## Goal
Can you copy every one of the rows below, character for character, with nothing changed?

## Extracted information
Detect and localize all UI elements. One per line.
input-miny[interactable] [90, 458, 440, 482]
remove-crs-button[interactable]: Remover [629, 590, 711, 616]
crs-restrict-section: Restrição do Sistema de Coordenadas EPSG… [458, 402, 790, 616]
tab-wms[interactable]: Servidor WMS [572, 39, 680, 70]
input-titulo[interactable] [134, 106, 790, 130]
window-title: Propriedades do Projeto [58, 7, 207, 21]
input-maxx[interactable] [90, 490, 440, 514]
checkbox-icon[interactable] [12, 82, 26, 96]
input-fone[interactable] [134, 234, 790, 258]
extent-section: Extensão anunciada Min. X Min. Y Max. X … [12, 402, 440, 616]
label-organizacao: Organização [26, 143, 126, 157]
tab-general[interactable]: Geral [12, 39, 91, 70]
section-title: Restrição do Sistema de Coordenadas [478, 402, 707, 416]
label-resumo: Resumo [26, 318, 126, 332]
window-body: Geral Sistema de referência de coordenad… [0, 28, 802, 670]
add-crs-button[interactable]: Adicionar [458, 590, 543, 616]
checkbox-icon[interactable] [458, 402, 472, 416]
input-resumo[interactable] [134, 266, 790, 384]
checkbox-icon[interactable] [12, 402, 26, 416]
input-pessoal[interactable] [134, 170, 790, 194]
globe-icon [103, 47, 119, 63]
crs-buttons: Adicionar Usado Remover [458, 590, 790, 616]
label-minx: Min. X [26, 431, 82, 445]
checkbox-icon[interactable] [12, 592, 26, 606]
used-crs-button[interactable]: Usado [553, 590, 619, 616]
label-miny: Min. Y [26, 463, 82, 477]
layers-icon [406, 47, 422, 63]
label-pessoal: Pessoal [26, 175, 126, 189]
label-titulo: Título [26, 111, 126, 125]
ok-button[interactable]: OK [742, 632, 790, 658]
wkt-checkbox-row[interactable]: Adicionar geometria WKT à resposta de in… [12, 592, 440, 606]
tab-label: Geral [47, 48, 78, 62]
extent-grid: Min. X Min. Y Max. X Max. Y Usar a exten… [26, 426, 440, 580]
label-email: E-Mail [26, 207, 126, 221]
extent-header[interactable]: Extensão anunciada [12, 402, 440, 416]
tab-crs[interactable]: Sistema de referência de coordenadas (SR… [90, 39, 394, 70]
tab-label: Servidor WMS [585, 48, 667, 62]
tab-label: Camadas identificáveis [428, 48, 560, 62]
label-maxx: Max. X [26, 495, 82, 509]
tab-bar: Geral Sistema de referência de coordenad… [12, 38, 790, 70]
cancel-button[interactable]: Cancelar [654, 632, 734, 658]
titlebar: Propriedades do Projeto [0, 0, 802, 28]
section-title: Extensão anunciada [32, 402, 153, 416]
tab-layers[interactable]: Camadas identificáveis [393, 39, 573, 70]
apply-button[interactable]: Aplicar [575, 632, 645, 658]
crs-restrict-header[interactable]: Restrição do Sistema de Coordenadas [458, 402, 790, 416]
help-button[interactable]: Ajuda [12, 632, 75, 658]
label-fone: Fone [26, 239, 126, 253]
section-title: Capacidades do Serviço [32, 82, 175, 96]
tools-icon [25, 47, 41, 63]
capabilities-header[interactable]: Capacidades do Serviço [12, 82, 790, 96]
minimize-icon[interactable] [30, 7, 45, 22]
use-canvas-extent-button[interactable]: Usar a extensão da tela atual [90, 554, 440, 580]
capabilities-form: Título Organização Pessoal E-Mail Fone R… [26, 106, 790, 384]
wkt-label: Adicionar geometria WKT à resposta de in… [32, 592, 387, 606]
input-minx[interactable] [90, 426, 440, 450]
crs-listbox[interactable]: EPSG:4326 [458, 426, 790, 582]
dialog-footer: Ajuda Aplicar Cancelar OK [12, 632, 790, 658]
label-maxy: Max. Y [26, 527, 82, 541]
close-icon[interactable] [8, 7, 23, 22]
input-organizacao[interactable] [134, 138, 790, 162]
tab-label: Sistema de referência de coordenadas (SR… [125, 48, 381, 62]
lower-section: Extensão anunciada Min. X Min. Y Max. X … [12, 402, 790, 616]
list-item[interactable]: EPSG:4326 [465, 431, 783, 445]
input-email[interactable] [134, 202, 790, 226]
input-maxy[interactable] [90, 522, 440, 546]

## Output below
Detect and localize all UI elements. One per line.
input-miny[interactable] [90, 458, 440, 482]
remove-crs-button[interactable]: Remover [629, 590, 711, 616]
crs-restrict-section: Restrição do Sistema de Coordenadas EPSG… [458, 402, 790, 616]
tab-wms[interactable]: Servidor WMS [572, 39, 680, 70]
input-titulo[interactable] [134, 106, 790, 130]
window-title: Propriedades do Projeto [58, 7, 207, 21]
input-maxx[interactable] [90, 490, 440, 514]
checkbox-icon[interactable] [12, 82, 26, 96]
input-fone[interactable] [134, 234, 790, 258]
extent-section: Extensão anunciada Min. X Min. Y Max. X … [12, 402, 440, 616]
label-organizacao: Organização [26, 143, 126, 157]
tab-general[interactable]: Geral [12, 39, 91, 70]
section-title: Restrição do Sistema de Coordenadas [478, 402, 707, 416]
label-resumo: Resumo [26, 318, 126, 332]
window-body: Geral Sistema de referência de coordenad… [0, 28, 802, 670]
add-crs-button[interactable]: Adicionar [458, 590, 543, 616]
checkbox-icon[interactable] [458, 402, 472, 416]
input-resumo[interactable] [134, 266, 790, 384]
checkbox-icon[interactable] [12, 402, 26, 416]
input-pessoal[interactable] [134, 170, 790, 194]
globe-icon [103, 47, 119, 63]
crs-buttons: Adicionar Usado Remover [458, 590, 790, 616]
label-minx: Min. X [26, 431, 82, 445]
checkbox-icon[interactable] [12, 592, 26, 606]
used-crs-button[interactable]: Usado [553, 590, 619, 616]
label-miny: Min. Y [26, 463, 82, 477]
layers-icon [406, 47, 422, 63]
label-pessoal: Pessoal [26, 175, 126, 189]
label-titulo: Título [26, 111, 126, 125]
ok-button[interactable]: OK [742, 632, 790, 658]
wkt-checkbox-row[interactable]: Adicionar geometria WKT à resposta de in… [12, 592, 440, 606]
tab-label: Geral [47, 48, 78, 62]
extent-grid: Min. X Min. Y Max. X Max. Y Usar a exten… [26, 426, 440, 580]
label-email: E-Mail [26, 207, 126, 221]
extent-header[interactable]: Extensão anunciada [12, 402, 440, 416]
tab-crs[interactable]: Sistema de referência de coordenadas (SR… [90, 39, 394, 70]
tab-label: Servidor WMS [585, 48, 667, 62]
tab-label: Camadas identificáveis [428, 48, 560, 62]
label-maxx: Max. X [26, 495, 82, 509]
tab-bar: Geral Sistema de referência de coordenad… [12, 38, 790, 70]
cancel-button[interactable]: Cancelar [654, 632, 734, 658]
titlebar: Propriedades do Projeto [0, 0, 802, 28]
section-title: Extensão anunciada [32, 402, 153, 416]
tab-layers[interactable]: Camadas identificáveis [393, 39, 573, 70]
apply-button[interactable]: Aplicar [575, 632, 645, 658]
crs-restrict-header[interactable]: Restrição do Sistema de Coordenadas [458, 402, 790, 416]
help-button[interactable]: Ajuda [12, 632, 75, 658]
label-fone: Fone [26, 239, 126, 253]
section-title: Capacidades do Serviço [32, 82, 175, 96]
tools-icon [25, 47, 41, 63]
capabilities-header[interactable]: Capacidades do Serviço [12, 82, 790, 96]
minimize-icon[interactable] [30, 7, 45, 22]
use-canvas-extent-button[interactable]: Usar a extensão da tela atual [90, 554, 440, 580]
capabilities-form: Título Organização Pessoal E-Mail Fone R… [26, 106, 790, 384]
wkt-label: Adicionar geometria WKT à resposta de in… [32, 592, 387, 606]
input-minx[interactable] [90, 426, 440, 450]
crs-listbox[interactable]: EPSG:4326 [458, 426, 790, 582]
dialog-footer: Ajuda Aplicar Cancelar OK [12, 632, 790, 658]
label-maxy: Max. Y [26, 527, 82, 541]
close-icon[interactable] [8, 7, 23, 22]
input-organizacao[interactable] [134, 138, 790, 162]
tab-label: Sistema de referência de coordenadas (SR… [125, 48, 381, 62]
lower-section: Extensão anunciada Min. X Min. Y Max. X … [12, 402, 790, 616]
list-item[interactable]: EPSG:4326 [465, 431, 783, 445]
input-email[interactable] [134, 202, 790, 226]
input-maxy[interactable] [90, 522, 440, 546]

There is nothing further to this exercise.